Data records
══════

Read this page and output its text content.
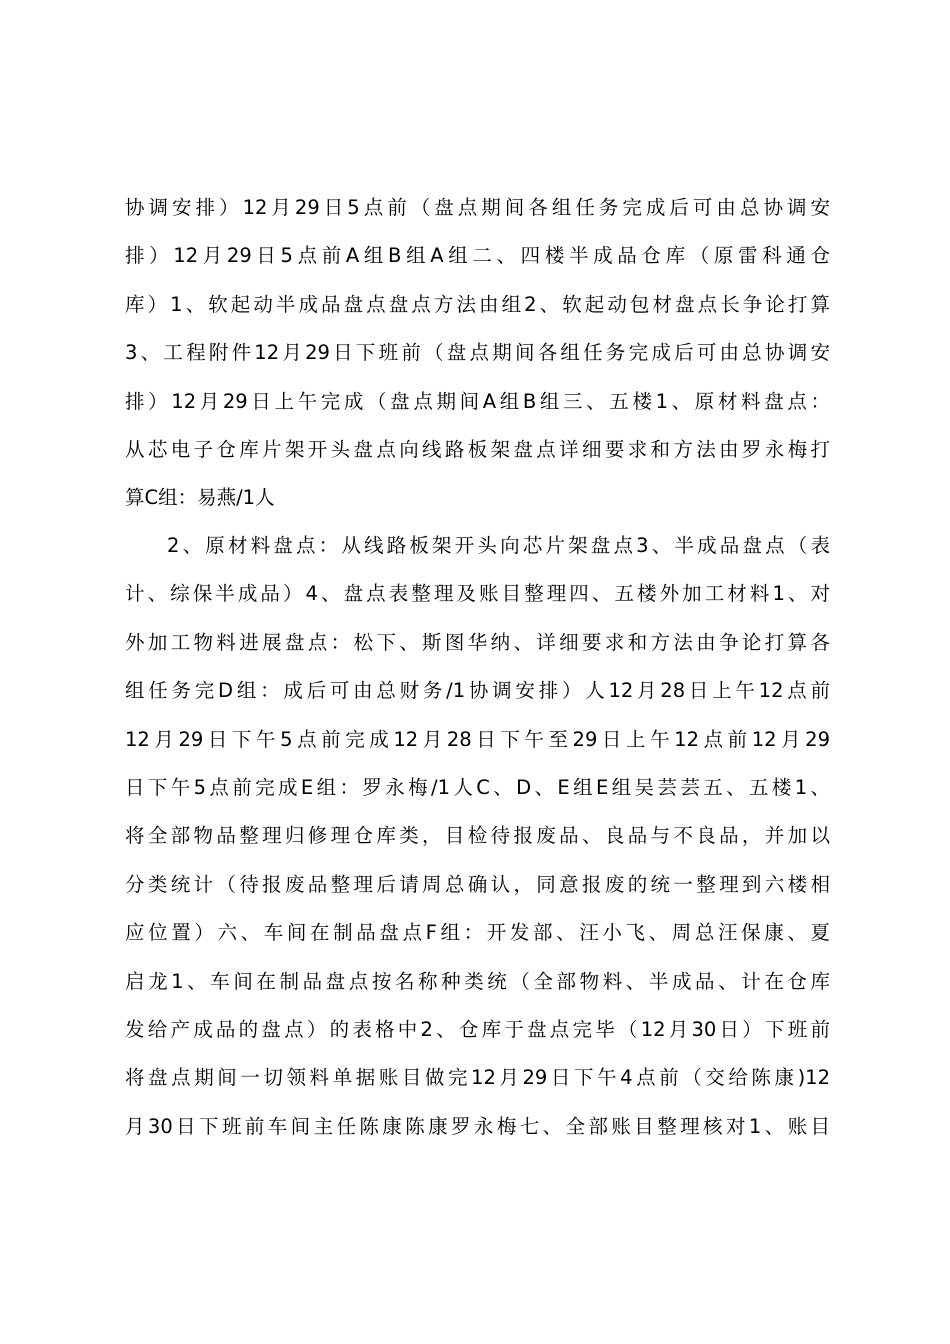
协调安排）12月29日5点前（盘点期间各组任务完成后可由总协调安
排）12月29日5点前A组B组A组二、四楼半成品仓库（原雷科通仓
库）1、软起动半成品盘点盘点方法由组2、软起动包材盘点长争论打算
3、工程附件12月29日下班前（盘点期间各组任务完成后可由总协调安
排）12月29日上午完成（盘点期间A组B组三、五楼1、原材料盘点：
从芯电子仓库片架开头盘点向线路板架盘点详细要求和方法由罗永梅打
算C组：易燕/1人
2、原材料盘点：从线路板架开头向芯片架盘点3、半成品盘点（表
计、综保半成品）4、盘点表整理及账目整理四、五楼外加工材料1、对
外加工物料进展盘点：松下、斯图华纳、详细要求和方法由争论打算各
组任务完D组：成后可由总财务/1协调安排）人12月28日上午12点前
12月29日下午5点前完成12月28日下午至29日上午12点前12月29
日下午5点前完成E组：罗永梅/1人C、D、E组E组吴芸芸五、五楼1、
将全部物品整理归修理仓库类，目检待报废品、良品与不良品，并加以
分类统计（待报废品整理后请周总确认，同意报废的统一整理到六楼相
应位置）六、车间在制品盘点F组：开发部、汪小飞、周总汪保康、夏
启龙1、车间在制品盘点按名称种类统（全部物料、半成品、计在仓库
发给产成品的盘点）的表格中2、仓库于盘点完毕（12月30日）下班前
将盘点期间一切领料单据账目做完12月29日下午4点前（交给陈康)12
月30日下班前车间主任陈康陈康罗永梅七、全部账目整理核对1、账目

══════

Task prompt | Except for the pictures, reproduce every line exactly.

Written response |
Read this page and output its text content.
协调安排）12月29日5点前（盘点期间各组任务完成后可由总协调安
排）12月29日5点前A组B组A组二、四楼半成品仓库（原雷科通仓
库）1、软起动半成品盘点盘点方法由组2、软起动包材盘点长争论打算
3、工程附件12月29日下班前（盘点期间各组任务完成后可由总协调安
排）12月29日上午完成（盘点期间A组B组三、五楼1、原材料盘点：
从芯电子仓库片架开头盘点向线路板架盘点详细要求和方法由罗永梅打
算C组：易燕/1人
2、原材料盘点：从线路板架开头向芯片架盘点3、半成品盘点（表
计、综保半成品）4、盘点表整理及账目整理四、五楼外加工材料1、对
外加工物料进展盘点：松下、斯图华纳、详细要求和方法由争论打算各
组任务完D组：成后可由总财务/1协调安排）人12月28日上午12点前
12月29日下午5点前完成12月28日下午至29日上午12点前12月29
日下午5点前完成E组：罗永梅/1人C、D、E组E组吴芸芸五、五楼1、
将全部物品整理归修理仓库类，目检待报废品、良品与不良品，并加以
分类统计（待报废品整理后请周总确认，同意报废的统一整理到六楼相
应位置）六、车间在制品盘点F组：开发部、汪小飞、周总汪保康、夏
启龙1、车间在制品盘点按名称种类统（全部物料、半成品、计在仓库
发给产成品的盘点）的表格中2、仓库于盘点完毕（12月30日）下班前
将盘点期间一切领料单据账目做完12月29日下午4点前（交给陈康)12
月30日下班前车间主任陈康陈康罗永梅七、全部账目整理核对1、账目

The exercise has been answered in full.